Required task. List, from the lines below, each one with "impact" in it.

Rows from a figure dataset.
_ _ _ _

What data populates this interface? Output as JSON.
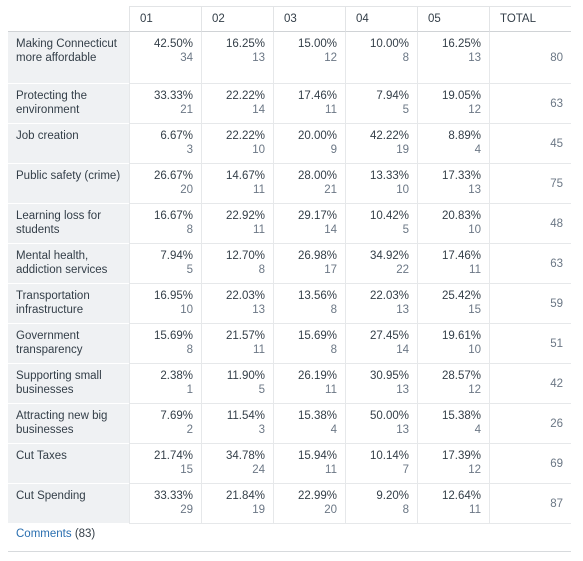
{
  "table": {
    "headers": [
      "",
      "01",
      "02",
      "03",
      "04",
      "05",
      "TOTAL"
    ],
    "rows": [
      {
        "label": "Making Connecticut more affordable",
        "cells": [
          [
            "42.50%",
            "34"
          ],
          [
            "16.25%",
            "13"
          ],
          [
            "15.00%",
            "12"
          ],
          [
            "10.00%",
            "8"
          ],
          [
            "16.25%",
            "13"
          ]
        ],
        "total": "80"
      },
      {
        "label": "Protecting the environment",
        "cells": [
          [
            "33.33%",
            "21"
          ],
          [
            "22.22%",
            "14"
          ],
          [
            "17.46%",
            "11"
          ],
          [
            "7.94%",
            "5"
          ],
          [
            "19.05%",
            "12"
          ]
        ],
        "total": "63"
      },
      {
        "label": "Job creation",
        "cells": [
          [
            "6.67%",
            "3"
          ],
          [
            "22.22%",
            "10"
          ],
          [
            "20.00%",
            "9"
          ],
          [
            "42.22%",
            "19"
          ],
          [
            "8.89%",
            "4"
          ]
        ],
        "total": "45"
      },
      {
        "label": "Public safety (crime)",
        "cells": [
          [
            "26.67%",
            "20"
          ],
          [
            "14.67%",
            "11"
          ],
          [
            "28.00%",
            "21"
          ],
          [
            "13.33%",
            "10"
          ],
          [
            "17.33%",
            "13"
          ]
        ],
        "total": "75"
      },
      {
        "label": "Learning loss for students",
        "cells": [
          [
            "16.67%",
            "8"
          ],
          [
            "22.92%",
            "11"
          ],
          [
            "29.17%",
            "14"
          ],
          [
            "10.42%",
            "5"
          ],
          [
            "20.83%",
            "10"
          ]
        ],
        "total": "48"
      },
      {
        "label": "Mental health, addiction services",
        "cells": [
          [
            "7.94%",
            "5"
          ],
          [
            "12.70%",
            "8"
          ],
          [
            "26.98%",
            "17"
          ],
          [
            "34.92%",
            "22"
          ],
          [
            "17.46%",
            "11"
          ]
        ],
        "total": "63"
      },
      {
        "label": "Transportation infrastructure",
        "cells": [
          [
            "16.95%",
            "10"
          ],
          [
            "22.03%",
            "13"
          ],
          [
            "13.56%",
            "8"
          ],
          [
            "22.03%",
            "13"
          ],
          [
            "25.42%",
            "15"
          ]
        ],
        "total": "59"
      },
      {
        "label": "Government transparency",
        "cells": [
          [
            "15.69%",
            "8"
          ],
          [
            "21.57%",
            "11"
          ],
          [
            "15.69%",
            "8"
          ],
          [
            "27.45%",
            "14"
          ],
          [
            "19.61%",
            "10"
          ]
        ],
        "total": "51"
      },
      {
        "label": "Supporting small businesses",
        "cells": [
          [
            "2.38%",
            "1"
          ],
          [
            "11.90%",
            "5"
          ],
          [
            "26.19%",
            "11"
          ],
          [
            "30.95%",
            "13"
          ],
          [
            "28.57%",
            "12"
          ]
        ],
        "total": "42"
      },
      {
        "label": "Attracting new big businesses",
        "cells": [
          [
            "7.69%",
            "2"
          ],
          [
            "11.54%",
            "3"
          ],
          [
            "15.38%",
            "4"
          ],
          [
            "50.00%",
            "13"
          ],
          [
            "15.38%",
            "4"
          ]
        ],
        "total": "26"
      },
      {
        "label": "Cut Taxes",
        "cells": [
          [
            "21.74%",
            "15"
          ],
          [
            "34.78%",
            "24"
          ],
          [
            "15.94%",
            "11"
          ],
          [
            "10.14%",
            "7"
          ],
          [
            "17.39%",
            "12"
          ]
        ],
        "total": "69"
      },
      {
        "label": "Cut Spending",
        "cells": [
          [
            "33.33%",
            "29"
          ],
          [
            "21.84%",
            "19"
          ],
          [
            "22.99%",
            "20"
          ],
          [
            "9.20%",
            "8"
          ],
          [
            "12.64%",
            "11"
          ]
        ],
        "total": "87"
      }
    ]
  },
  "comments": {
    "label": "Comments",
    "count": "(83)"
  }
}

_ _ _ _

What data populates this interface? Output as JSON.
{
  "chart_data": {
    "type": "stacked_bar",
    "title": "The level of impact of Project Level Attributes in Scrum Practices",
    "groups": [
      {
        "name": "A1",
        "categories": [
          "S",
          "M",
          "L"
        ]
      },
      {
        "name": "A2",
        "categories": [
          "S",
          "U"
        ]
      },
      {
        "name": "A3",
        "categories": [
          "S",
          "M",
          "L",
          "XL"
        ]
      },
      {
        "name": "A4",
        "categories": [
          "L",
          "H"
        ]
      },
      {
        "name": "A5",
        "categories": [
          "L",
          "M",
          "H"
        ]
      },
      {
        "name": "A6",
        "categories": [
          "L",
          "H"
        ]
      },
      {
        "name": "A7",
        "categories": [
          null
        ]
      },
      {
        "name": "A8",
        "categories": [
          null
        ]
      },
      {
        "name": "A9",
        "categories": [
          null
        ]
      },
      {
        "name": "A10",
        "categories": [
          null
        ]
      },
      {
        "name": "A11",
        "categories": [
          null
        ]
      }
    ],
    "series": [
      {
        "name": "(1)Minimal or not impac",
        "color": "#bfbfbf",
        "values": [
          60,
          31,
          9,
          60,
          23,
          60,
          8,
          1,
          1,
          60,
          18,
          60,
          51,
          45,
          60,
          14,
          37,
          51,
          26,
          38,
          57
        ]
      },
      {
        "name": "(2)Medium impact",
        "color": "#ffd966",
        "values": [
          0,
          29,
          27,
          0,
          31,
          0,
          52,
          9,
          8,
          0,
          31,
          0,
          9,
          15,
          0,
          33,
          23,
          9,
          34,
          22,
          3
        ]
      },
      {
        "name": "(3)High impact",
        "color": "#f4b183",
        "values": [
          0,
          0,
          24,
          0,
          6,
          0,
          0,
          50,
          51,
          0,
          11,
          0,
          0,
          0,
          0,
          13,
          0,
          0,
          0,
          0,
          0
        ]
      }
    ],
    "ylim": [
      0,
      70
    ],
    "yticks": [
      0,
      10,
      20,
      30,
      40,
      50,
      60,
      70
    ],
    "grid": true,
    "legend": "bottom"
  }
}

_ _ _ _

Answer to the task.
    "title": "The level of impact of Project Level Attributes in Scrum Practices",
        "name": "(2)Medium impact",
        "name": "(3)High impact",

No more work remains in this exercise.